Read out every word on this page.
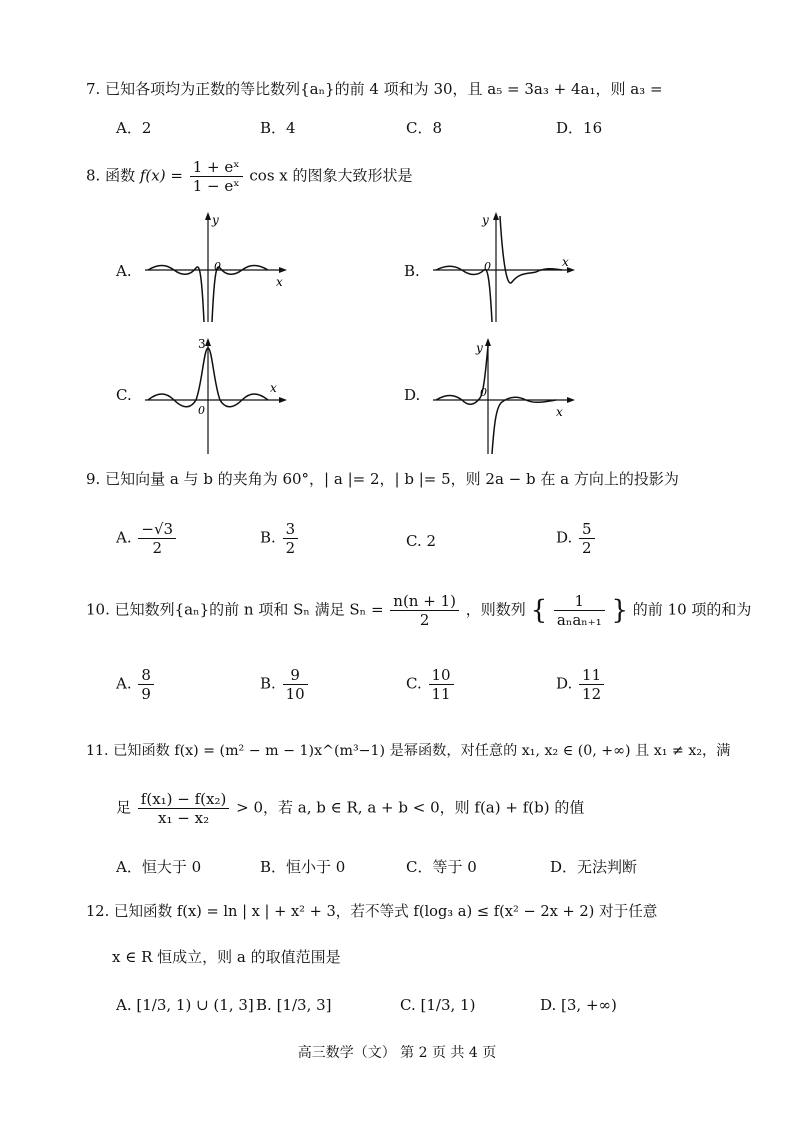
7. 已知各项均为正数的等比数列{aₙ}的前 4 项和为 30，且 a₅ = 3a₃ + 4a₁，则 a₃ =
A．2	B．4	C．8	D．16
8. 函数 $f(x) = \frac{\text{1 + eˣ}}{\text{1 − eˣ}}$ cos x 的图象大致形状是
A.
y
x
0	B.
y
x
0
C.
3
x
0
D.
y
x
0
9. 已知向量 a 与 b 的夹角为 60°，| a |= 2，| b |= 5，则 2a − b 在 a 方向上的投影为
A. $\frac{-√3}{2}$	B. $\frac{3}{2}$	C. 2	D. $\frac{5}{2}$
10. 已知数列{aₙ}的前 n 项和 Sₙ 满足 $S_n = \frac{n(n + 1)}{2}$ ，则数列 { $\frac{1}{\text{aₙaₙ₊₁}}$ } 的前 10 项的和为
A. $\frac{8}{9}$	B. $\frac{9}{10}$	C. $\frac{10}{11}$	D. $\frac{11}{12}$
11. 已知函数 f(x) = (m² − m − 1)x^(m³−1) 是幂函数，对任意的 x₁, x₂ ∈ (0, +∞) 且 x₁ ≠ x₂，满
足 $\frac{\text{f(x₁) − f(x₂)}}{\text{x₁ − x₂}} > 0$，若 a, b ∈ R, a + b < 0，则 f(a) + f(b) 的值
A．恒大于 0	B．恒小于 0	C．等于 0	D．无法判断
12. 已知函数 f(x) = ln | x | + x² + 3，若不等式 f(log₃ a) ≤ f(x² − 2x + 2) 对于任意
x ∈ R 恒成立，则 a 的取值范围是
A. [1/3, 1) ∪ (1, 3] B. [1/3, 3]	C. [1/3, 1)	D. [3, +∞)
高三数学（文） 第 2 页 共 4 页
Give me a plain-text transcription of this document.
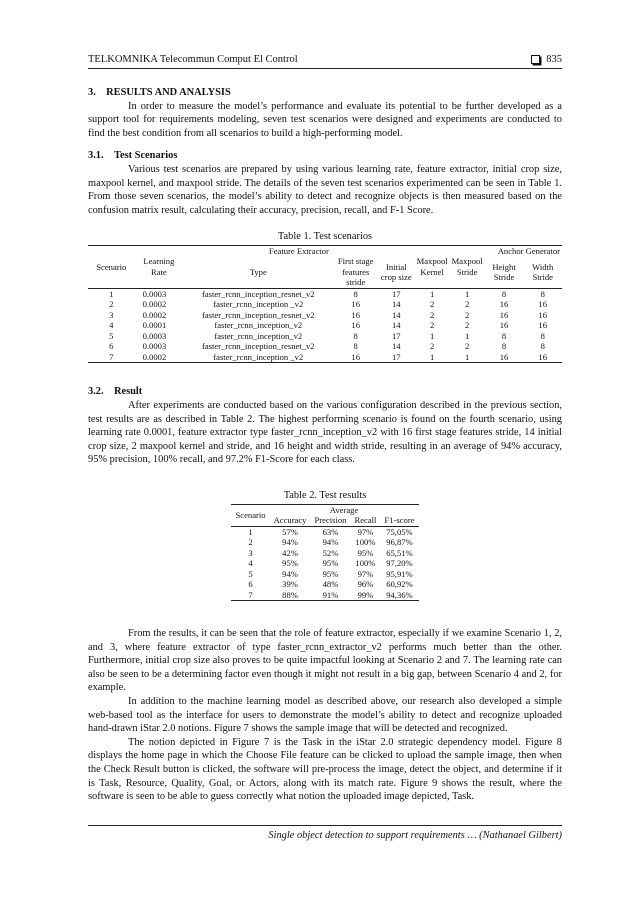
TELKOMNIKA Telecommun Comput El Control	835
3. RESULTS AND ANALYSIS

In order to measure the model’s performance and evaluate its potential to be further developed as a support tool for requirements modeling, seven test scenarios were designed and experiments are conducted to find the best condition from all scenarios to build a high-performing model.

3.1. Test Scenarios

Various test scenarios are prepared by using various learning rate, feature extractor, initial crop size, maxpool kernel, and maxpool stride. The details of the seven test scenarios experimented can be seen in Table 1. From those seven scenarios, the model’s ability to detect and recognize objects is then measured based on the confusion matrix result, calculating their accuracy, precision, recall, and F-1 Score.

Table 1. Test scenarios
Scenario	Learning Rate	Feature Extractor			Maxpool Kernel	Maxpool Stride	Anchor Generator	
		Type	First stage features stride	Initial crop size			Height Stride	Width Stride
1	0.0003	faster_rcnn_inception_resnet_v2	8	17	1	1	8	8
2	0.0002	faster_rcnn_inception _v2	16	14	2	2	16	16
3	0.0002	faster_rcnn_inception_resnet_v2	16	14	2	2	16	16
4	0.0001	faster_rcnn_inception_v2	16	14	2	2	16	16
5	0.0003	faster_rcnn_inception_v2	8	17	1	1	8	8
6	0.0003	faster_rcnn_inception_resnet_v2	8	14	2	2	8	8
7	0.0002	faster_rcnn_inception _v2	16	17	1	1	16	16
3.2. Result

After experiments are conducted based on the various configuration described in the previous section, test results are as described in Table 2. The highest performing scenario is found on the fourth scenario, using learning rate 0.0001, feature extractor type faster_rcnn_inception_v2 with 16 first stage features stride, 14 initial crop size, 2 maxpool kernel and stride, and 16 height and width stride, resulting in an average of 94% accuracy, 95% precision, 100% recall, and 97.2% F1-Score for each class.

Table 2. Test results
Scenario	Average			
	Accuracy	Precision	Recall	F1-score
1	57%	63%	97%	75,05%
2	94%	94%	100%	96,87%
3	42%	52%	95%	65,51%
4	95%	95%	100%	97,20%
5	94%	95%	97%	95,91%
6	39%	48%	96%	60,92%
7	88%	91%	99%	94,36%

From the results, it can be seen that the role of feature extractor, especially if we examine Scenario 1, 2, and 3, where feature extractor of type faster_rcnn_extractor_v2 performs much better than the other. Furthermore, initial crop size also proves to be quite impactful looking at Scenario 2 and 7. The learning rate can also be seen to be a determining factor even though it might not result in a big gap, between Scenario 4 and 2, for example.

In addition to the machine learning model as described above, our research also developed a simple web-based tool as the interface for users to demonstrate the model’s ability to detect and recognize uploaded hand-drawn iStar 2.0 notions. Figure 7 shows the sample image that will be detected and recognized.

The notion depicted in Figure 7 is the Task in the iStar 2.0 strategic dependency model. Figure 8 displays the home page in which the Choose File feature can be clicked to upload the sample image, then when the Check Result button is clicked, the software will pre-process the image, detect the object, and determine if it is Task, Resource, Quality, Goal, or Actors, along with its match rate. Figure 9 shows the result, where the software is seen to be able to guess correctly what notion the uploaded image depicted, Task.

Single object detection to support requirements … (Nathanael Gilbert)
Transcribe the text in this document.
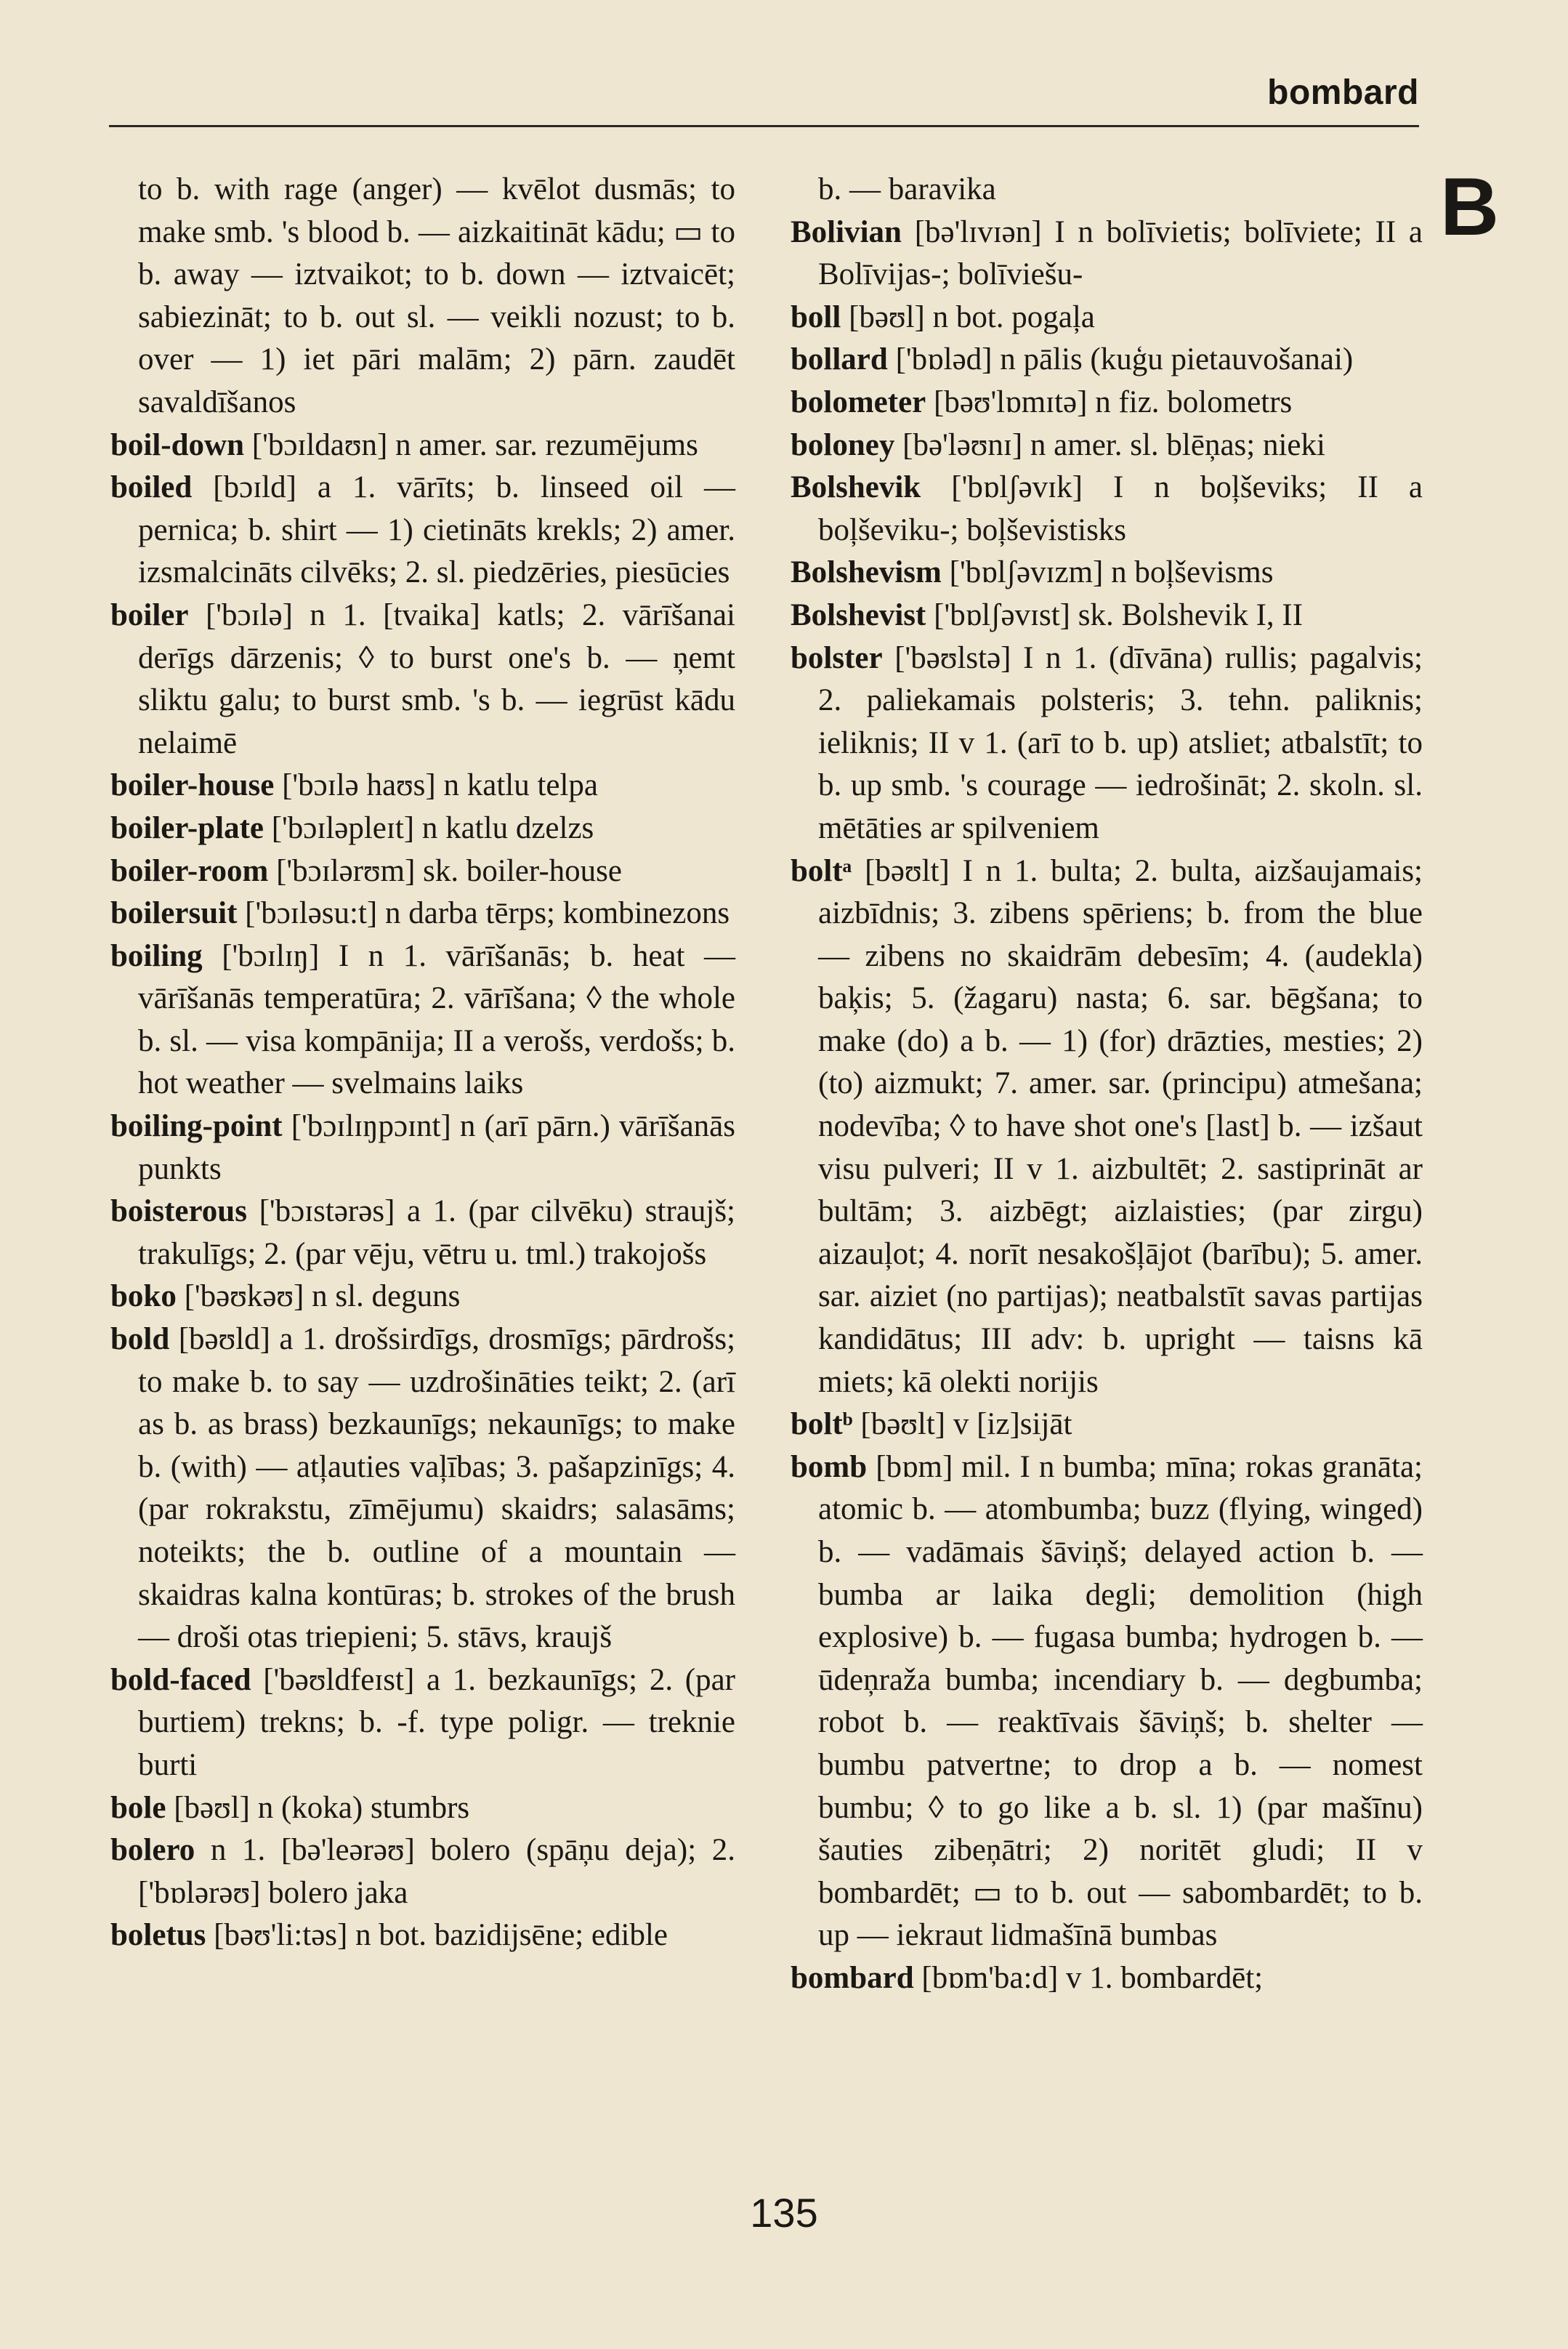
bombard
B
to b. with rage (anger) — kvēlot dusmās; to make smb. 's blood b. — aizkaitināt kādu; ▭ to b. away — iztvaikot; to b. down — iztvaicēt; sabiezināt; to b. out sl. — veikli nozust; to b. over — 1) iet pāri malām; 2) pārn. zaudēt savaldīšanos
boil-down ['bɔɪldaʊn] n amer. sar. rezumējums
boiled [bɔɪld] a 1. vārīts; b. linseed oil — pernica; b. shirt — 1) cietināts krekls; 2) amer. izsmalcināts cilvēks; 2. sl. piedzēries, piesūcies
boiler ['bɔɪlə] n 1. [tvaika] katls; 2. vārīšanai derīgs dārzenis; ◊ to burst one's b. — ņemt sliktu galu; to burst smb. 's b. — iegrūst kādu nelaimē
boiler-house ['bɔɪlə haʊs] n katlu telpa
boiler-plate ['bɔɪləpleɪt] n katlu dzelzs
boiler-room ['bɔɪlərʊm] sk. boiler-house
boilersuit ['bɔɪləsu:t] n darba tērps; kombinezons
boiling ['bɔɪlɪŋ] I n 1. vārīšanās; b. heat — vārīšanās temperatūra; 2. vārīšana; ◊ the whole b. sl. — visa kompānija; II a verošs, verdošs; b. hot weather — svelmains laiks
boiling-point ['bɔɪlɪŋpɔɪnt] n (arī pārn.) vārīšanās punkts
boisterous ['bɔɪstərəs] a 1. (par cilvēku) straujš; trakulīgs; 2. (par vēju, vētru u. tml.) trakojošs
boko ['bəʊkəʊ] n sl. deguns
bold [bəʊld] a 1. drošsirdīgs, drosmīgs; pārdrošs; to make b. to say — uzdrošināties teikt; 2. (arī as b. as brass) bezkaunīgs; nekaunīgs; to make b. (with) — atļauties vaļības; 3. pašapzinīgs; 4. (par rokrakstu, zīmējumu) skaidrs; salasāms; noteikts; the b. outline of a mountain — skaidras kalna kontūras; b. strokes of the brush — droši otas triepieni; 5. stāvs, kraujš
bold-faced ['bəʊldfeɪst] a 1. bezkaunīgs; 2. (par burtiem) trekns; b. -f. type poligr. — treknie burti
bole [bəʊl] n (koka) stumbrs
bolero n 1. [bə'leərəʊ] bolero (spāņu deja); 2. ['bɒlərəʊ] bolero jaka
boletus [bəʊ'li:təs] n bot. bazidijsēne; edible
b. — baravika
Bolivian [bə'lɪvɪən] I n bolīvietis; bolīviete; II a Bolīvijas-; bolīviešu-
boll [bəʊl] n bot. pogaļa
bollard ['bɒləd] n pālis (kuģu pietauvošanai)
bolometer [bəʊ'lɒmɪtə] n fiz. bolometrs
boloney [bə'ləʊnɪ] n amer. sl. blēņas; nieki
Bolshevik ['bɒlʃəvɪk] I n boļševiks; II a boļševiku-; boļševistisks
Bolshevism ['bɒlʃəvɪzm] n boļševisms
Bolshevist ['bɒlʃəvɪst] sk. Bolshevik I, II
bolster ['bəʊlstə] I n 1. (dīvāna) rullis; pagalvis; 2. paliekamais polsteris; 3. tehn. paliknis; ieliknis; II v 1. (arī to b. up) atsliet; atbalstīt; to b. up smb. 's courage — iedrošināt; 2. skoln. sl. mētāties ar spilveniem
boltᵃ [bəʊlt] I n 1. bulta; 2. bulta, aizšaujamais; aizbīdnis; 3. zibens spēriens; b. from the blue — zibens no skaidrām debesīm; 4. (audekla) baķis; 5. (žagaru) nasta; 6. sar. bēgšana; to make (do) a b. — 1) (for) drāzties, mesties; 2) (to) aizmukt; 7. amer. sar. (principu) atmešana; nodevība; ◊ to have shot one's [last] b. — izšaut visu pulveri; II v 1. aizbultēt; 2. sastiprināt ar bultām; 3. aizbēgt; aizlaisties; (par zirgu) aizauļot; 4. norīt nesakošļājot (barību); 5. amer. sar. aiziet (no partijas); neatbalstīt savas partijas kandidātus; III adv: b. upright — taisns kā miets; kā olekti norijis
boltᵇ [bəʊlt] v [iz]sijāt
bomb [bɒm] mil. I n bumba; mīna; rokas granāta; atomic b. — atombumba; buzz (flying, winged) b. — vadāmais šāviņš; delayed action b. — bumba ar laika degli; demolition (high explosive) b. — fugasa bumba; hydrogen b. — ūdeņraža bumba; incendiary b. — degbumba; robot b. — reaktīvais šāviņš; b. shelter — bumbu patvertne; to drop a b. — nomest bumbu; ◊ to go like a b. sl. 1) (par mašīnu) šauties zibeņātri; 2) noritēt gludi; II v bombardēt; ▭ to b. out — sabombardēt; to b. up — iekraut lidmašīnā bumbas
bombard [bɒm'ba:d] v 1. bombardēt;
135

********

Task objective –
Give only the number of lines in the listing above that include the string "frac".

Response to this exercise –
5